◆ Dataset records

· · · ·

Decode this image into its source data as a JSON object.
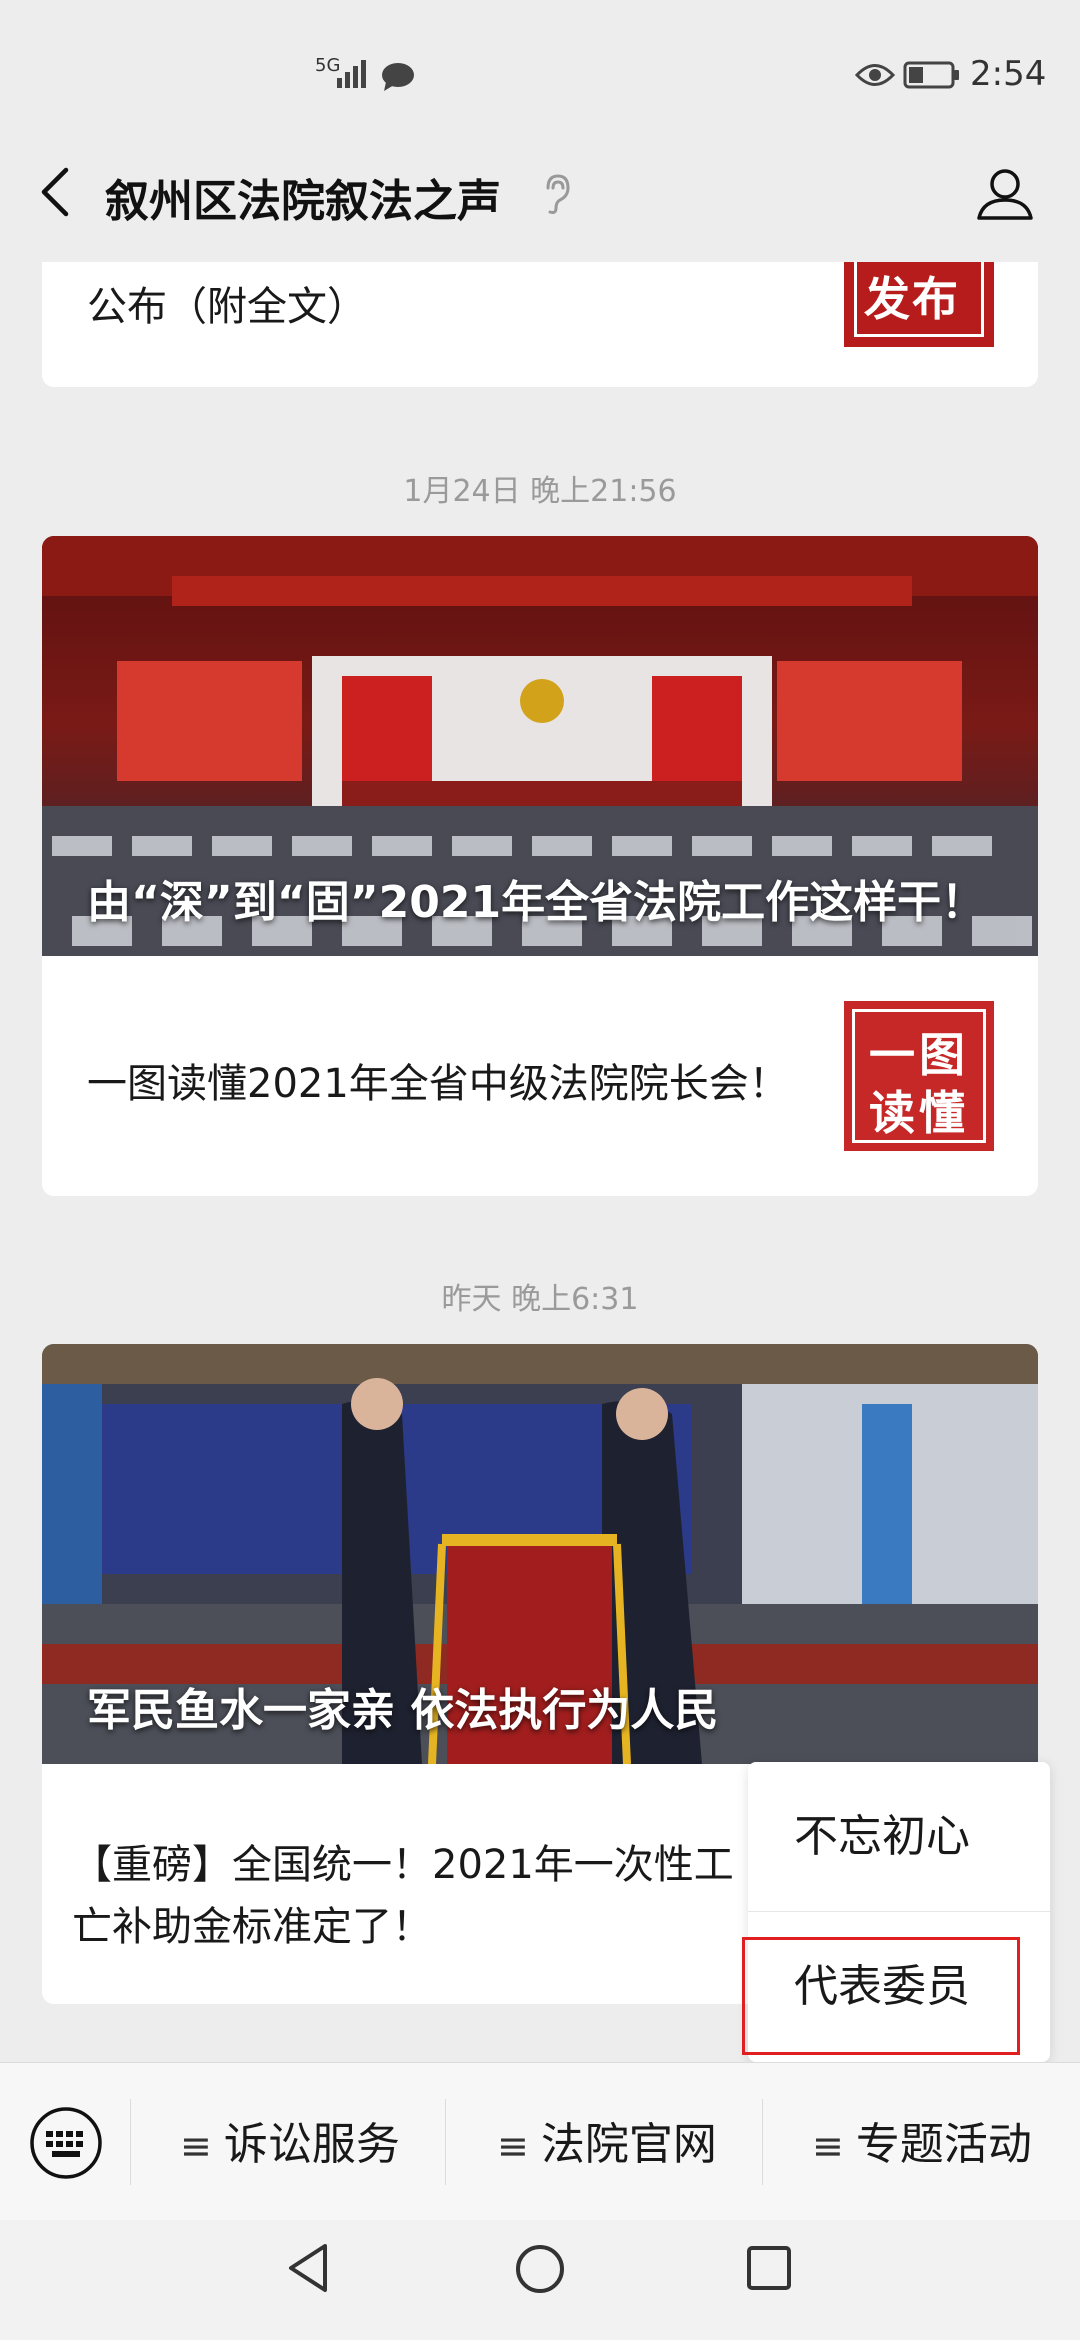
{
  "status_bar": {
    "network": "5G",
    "time": "2:54"
  },
  "nav": {
    "title": "叙州区法院叙法之声"
  },
  "partial_article": {
    "text": "公布（附全文）",
    "thumb_text": "发布"
  },
  "messages": [
    {
      "timestamp": "1月24日 晚上21:56",
      "cover_title": "由“深”到“固”2021年全省法院工作这样干！",
      "sub_text": "一图读懂2021年全省中级法院院长会！",
      "thumb_line1": "一图",
      "thumb_line2": "读懂"
    },
    {
      "timestamp": "昨天 晚上6:31",
      "cover_title": "军民鱼水一家亲  依法执行为人民",
      "sub_text": "【重磅】全国统一！2021年一次性工亡补助金标准定了！"
    }
  ],
  "popup": {
    "items": [
      "不忘初心",
      "代表委员"
    ]
  },
  "menu": {
    "items": [
      "诉讼服务",
      "法院官网",
      "专题活动"
    ]
  },
  "colors": {
    "accent_red": "#c62828",
    "highlight_red": "#e02020",
    "background": "#ededed"
  },
  "icons": [
    "signal-icon",
    "message-icon",
    "eye-icon",
    "battery-icon",
    "back-arrow-icon",
    "ear-icon",
    "profile-icon",
    "keyboard-icon",
    "menu-icon",
    "nav-back-icon",
    "nav-home-icon",
    "nav-recent-icon"
  ]
}
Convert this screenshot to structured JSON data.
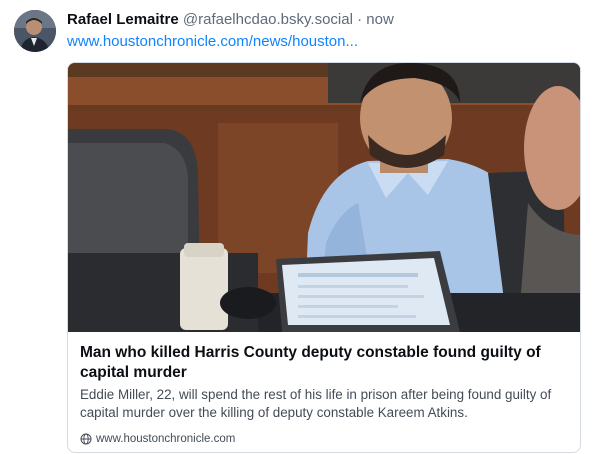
{
  "post": {
    "author": {
      "display_name": "Rafael Lemaitre",
      "handle": "@rafaelhcdao.bsky.social",
      "separator": "·",
      "timestamp": "now",
      "avatar_icon": "user-avatar"
    },
    "link_text": "www.houstonchronicle.com/news/houston...",
    "link_card": {
      "image_description_icon": "courtroom-photo",
      "title": "Man who killed Harris County deputy constable found guilty of capital murder",
      "description": "Eddie Miller, 22, will spend the rest of his life in prison after being found guilty of capital murder over the killing of deputy constable Kareem Atkins.",
      "source_icon": "globe-icon",
      "source_domain": "www.houstonchronicle.com"
    }
  },
  "colors": {
    "link": "#1083fe",
    "text_primary": "#0b0f14",
    "text_secondary": "#5f6b7a",
    "card_border": "#d4dbe2"
  }
}
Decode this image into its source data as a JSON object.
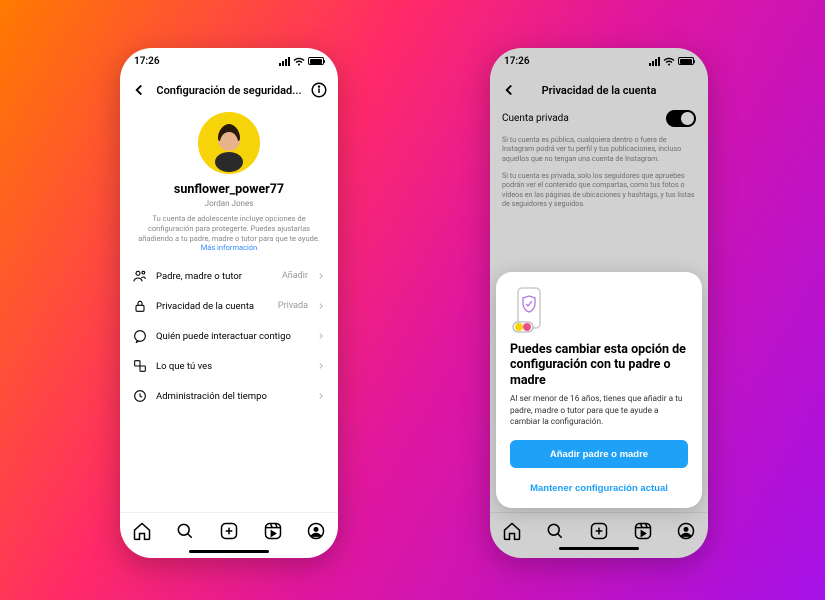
{
  "status_time": "17:26",
  "phone1": {
    "nav_title": "Configuración de seguridad...",
    "username": "sunflower_power77",
    "realname": "Jordan Jones",
    "desc_line": "Tu cuenta de adolescente incluye opciones de configuración para protegerte. Puedes ajustarlas añadiendo a tu padre, madre o tutor para que te ayude.",
    "desc_link": "Más información",
    "rows": {
      "parent": {
        "label": "Padre, madre o tutor",
        "trail": "Añadir"
      },
      "privacy": {
        "label": "Privacidad de la cuenta",
        "trail": "Privada"
      },
      "interact": {
        "label": "Quién puede interactuar contigo",
        "trail": ""
      },
      "see": {
        "label": "Lo que tú ves",
        "trail": ""
      },
      "time": {
        "label": "Administración del tiempo",
        "trail": ""
      }
    }
  },
  "phone2": {
    "nav_title": "Privacidad de la cuenta",
    "toggle_label": "Cuenta privada",
    "expl1": "Si tu cuenta es pública, cualquiera dentro o fuera de Instagram podrá ver tu perfil y tus publicaciones, incluso aquellos que no tengan una cuenta de Instagram.",
    "expl2": "Si tu cuenta es privada, solo los seguidores que apruebes podrán ver el contenido que compartas, como tus fotos o vídeos en las páginas de ubicaciones y hashtags, y tus listas de seguidores y seguidos.",
    "sheet": {
      "title": "Puedes cambiar esta opción de configuración con tu padre o madre",
      "body": "Al ser menor de 16 años, tienes que añadir a tu padre, madre o tutor para que te ayude a cambiar la configuración.",
      "primary": "Añadir padre o madre",
      "secondary": "Mantener configuración actual"
    }
  }
}
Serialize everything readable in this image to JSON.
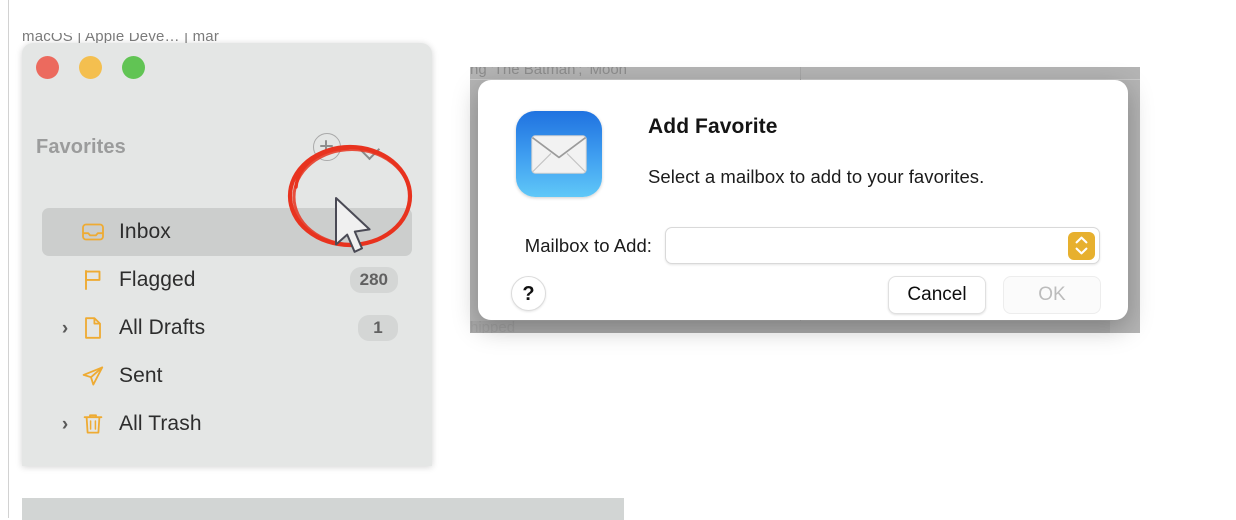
{
  "background": {
    "top_strip_text": "macOS | Apple Deve…   | mar",
    "behind_dialog_top_text": "ng 'The Batman'; 'Moon",
    "behind_dialog_bottom_text": "hipped"
  },
  "mail_window": {
    "traffic_lights": [
      {
        "name": "close-button",
        "color": "#ec6a5e"
      },
      {
        "name": "minimize-button",
        "color": "#f4bf4f"
      },
      {
        "name": "zoom-button",
        "color": "#61c454"
      }
    ],
    "sidebar": {
      "section_title": "Favorites",
      "add_button_icon": "plus-circle-icon",
      "chevron_button_icon": "chevron-down-icon",
      "items": [
        {
          "label": "Inbox",
          "icon": "inbox-icon",
          "badge": "",
          "disclosure": false,
          "selected": true
        },
        {
          "label": "Flagged",
          "icon": "flag-icon",
          "badge": "280",
          "disclosure": false,
          "selected": false
        },
        {
          "label": "All Drafts",
          "icon": "draft-icon",
          "badge": "1",
          "disclosure": true,
          "selected": false
        },
        {
          "label": "Sent",
          "icon": "sent-icon",
          "badge": "",
          "disclosure": false,
          "selected": false
        },
        {
          "label": "All Trash",
          "icon": "trash-icon",
          "badge": "",
          "disclosure": true,
          "selected": false
        }
      ]
    }
  },
  "annotation": {
    "shape": "red-ellipse-highlight",
    "color": "#e8331f",
    "cursor": "mouse-pointer-arrow"
  },
  "dialog": {
    "app_icon": "mail-app-icon",
    "title": "Add Favorite",
    "message": "Select a mailbox to add to your favorites.",
    "field_label": "Mailbox to Add:",
    "field_value": "",
    "field_stepper_icon": "up-down-chevron-icon",
    "field_accent_color": "#e7b02e",
    "help_button_label": "?",
    "cancel_button_label": "Cancel",
    "ok_button_label": "OK",
    "ok_enabled": false
  }
}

· · · ·

◆ Stated task
Output every entry verbatim. Pictures do not belong in the copy.

◆ Full solution
Decode this image into its source data as a JSON object.
{
  "status_bar": {
    "network": "5G",
    "time": "2:54"
  },
  "nav": {
    "title": "叙州区法院叙法之声"
  },
  "partial_article": {
    "text": "公布（附全文）",
    "thumb_text": "发布"
  },
  "messages": [
    {
      "timestamp": "1月24日 晚上21:56",
      "cover_title": "由“深”到“固”2021年全省法院工作这样干！",
      "sub_text": "一图读懂2021年全省中级法院院长会！",
      "thumb_line1": "一图",
      "thumb_line2": "读懂"
    },
    {
      "timestamp": "昨天 晚上6:31",
      "cover_title": "军民鱼水一家亲  依法执行为人民",
      "sub_text": "【重磅】全国统一！2021年一次性工亡补助金标准定了！"
    }
  ],
  "popup": {
    "items": [
      "不忘初心",
      "代表委员"
    ]
  },
  "menu": {
    "items": [
      "诉讼服务",
      "法院官网",
      "专题活动"
    ]
  },
  "colors": {
    "accent_red": "#c62828",
    "highlight_red": "#e02020",
    "background": "#ededed"
  },
  "icons": [
    "signal-icon",
    "message-icon",
    "eye-icon",
    "battery-icon",
    "back-arrow-icon",
    "ear-icon",
    "profile-icon",
    "keyboard-icon",
    "menu-icon",
    "nav-back-icon",
    "nav-home-icon",
    "nav-recent-icon"
  ]
}
Convert this screenshot to structured JSON data.
{
  "post": {
    "author": {
      "display_name": "Rafael Lemaitre",
      "handle": "@rafaelhcdao.bsky.social",
      "separator": "·",
      "timestamp": "now",
      "avatar_icon": "user-avatar"
    },
    "link_text": "www.houstonchronicle.com/news/houston...",
    "link_card": {
      "image_description_icon": "courtroom-photo",
      "title": "Man who killed Harris County deputy constable found guilty of capital murder",
      "description": "Eddie Miller, 22, will spend the rest of his life in prison after being found guilty of capital murder over the killing of deputy constable Kareem Atkins.",
      "source_icon": "globe-icon",
      "source_domain": "www.houstonchronicle.com"
    }
  },
  "colors": {
    "link": "#1083fe",
    "text_primary": "#0b0f14",
    "text_secondary": "#5f6b7a",
    "card_border": "#d4dbe2"
  }
}
Decode this image into its source data as a JSON object.
{
  "status_time": "17:26",
  "phone1": {
    "nav_title": "Configuración de seguridad...",
    "username": "sunflower_power77",
    "realname": "Jordan Jones",
    "desc_line": "Tu cuenta de adolescente incluye opciones de configuración para protegerte. Puedes ajustarlas añadiendo a tu padre, madre o tutor para que te ayude.",
    "desc_link": "Más información",
    "rows": {
      "parent": {
        "label": "Padre, madre o tutor",
        "trail": "Añadir"
      },
      "privacy": {
        "label": "Privacidad de la cuenta",
        "trail": "Privada"
      },
      "interact": {
        "label": "Quién puede interactuar contigo",
        "trail": ""
      },
      "see": {
        "label": "Lo que tú ves",
        "trail": ""
      },
      "time": {
        "label": "Administración del tiempo",
        "trail": ""
      }
    }
  },
  "phone2": {
    "nav_title": "Privacidad de la cuenta",
    "toggle_label": "Cuenta privada",
    "expl1": "Si tu cuenta es pública, cualquiera dentro o fuera de Instagram podrá ver tu perfil y tus publicaciones, incluso aquellos que no tengan una cuenta de Instagram.",
    "expl2": "Si tu cuenta es privada, solo los seguidores que apruebes podrán ver el contenido que compartas, como tus fotos o vídeos en las páginas de ubicaciones y hashtags, y tus listas de seguidores y seguidos.",
    "sheet": {
      "title": "Puedes cambiar esta opción de configuración con tu padre o madre",
      "body": "Al ser menor de 16 años, tienes que añadir a tu padre, madre o tutor para que te ayude a cambiar la configuración.",
      "primary": "Añadir padre o madre",
      "secondary": "Mantener configuración actual"
    }
  }
}
Serialize everything readable in this image to JSON.
{
  "background": {
    "top_strip_text": "macOS | Apple Deve…   | mar",
    "behind_dialog_top_text": "ng 'The Batman'; 'Moon",
    "behind_dialog_bottom_text": "hipped"
  },
  "mail_window": {
    "traffic_lights": [
      {
        "name": "close-button",
        "color": "#ec6a5e"
      },
      {
        "name": "minimize-button",
        "color": "#f4bf4f"
      },
      {
        "name": "zoom-button",
        "color": "#61c454"
      }
    ],
    "sidebar": {
      "section_title": "Favorites",
      "add_button_icon": "plus-circle-icon",
      "chevron_button_icon": "chevron-down-icon",
      "items": [
        {
          "label": "Inbox",
          "icon": "inbox-icon",
          "badge": "",
          "disclosure": false,
          "selected": true
        },
        {
          "label": "Flagged",
          "icon": "flag-icon",
          "badge": "280",
          "disclosure": false,
          "selected": false
        },
        {
          "label": "All Drafts",
          "icon": "draft-icon",
          "badge": "1",
          "disclosure": true,
          "selected": false
        },
        {
          "label": "Sent",
          "icon": "sent-icon",
          "badge": "",
          "disclosure": false,
          "selected": false
        },
        {
          "label": "All Trash",
          "icon": "trash-icon",
          "badge": "",
          "disclosure": true,
          "selected": false
        }
      ]
    }
  },
  "annotation": {
    "shape": "red-ellipse-highlight",
    "color": "#e8331f",
    "cursor": "mouse-pointer-arrow"
  },
  "dialog": {
    "app_icon": "mail-app-icon",
    "title": "Add Favorite",
    "message": "Select a mailbox to add to your favorites.",
    "field_label": "Mailbox to Add:",
    "field_value": "",
    "field_stepper_icon": "up-down-chevron-icon",
    "field_accent_color": "#e7b02e",
    "help_button_label": "?",
    "cancel_button_label": "Cancel",
    "ok_button_label": "OK",
    "ok_enabled": false
  }
}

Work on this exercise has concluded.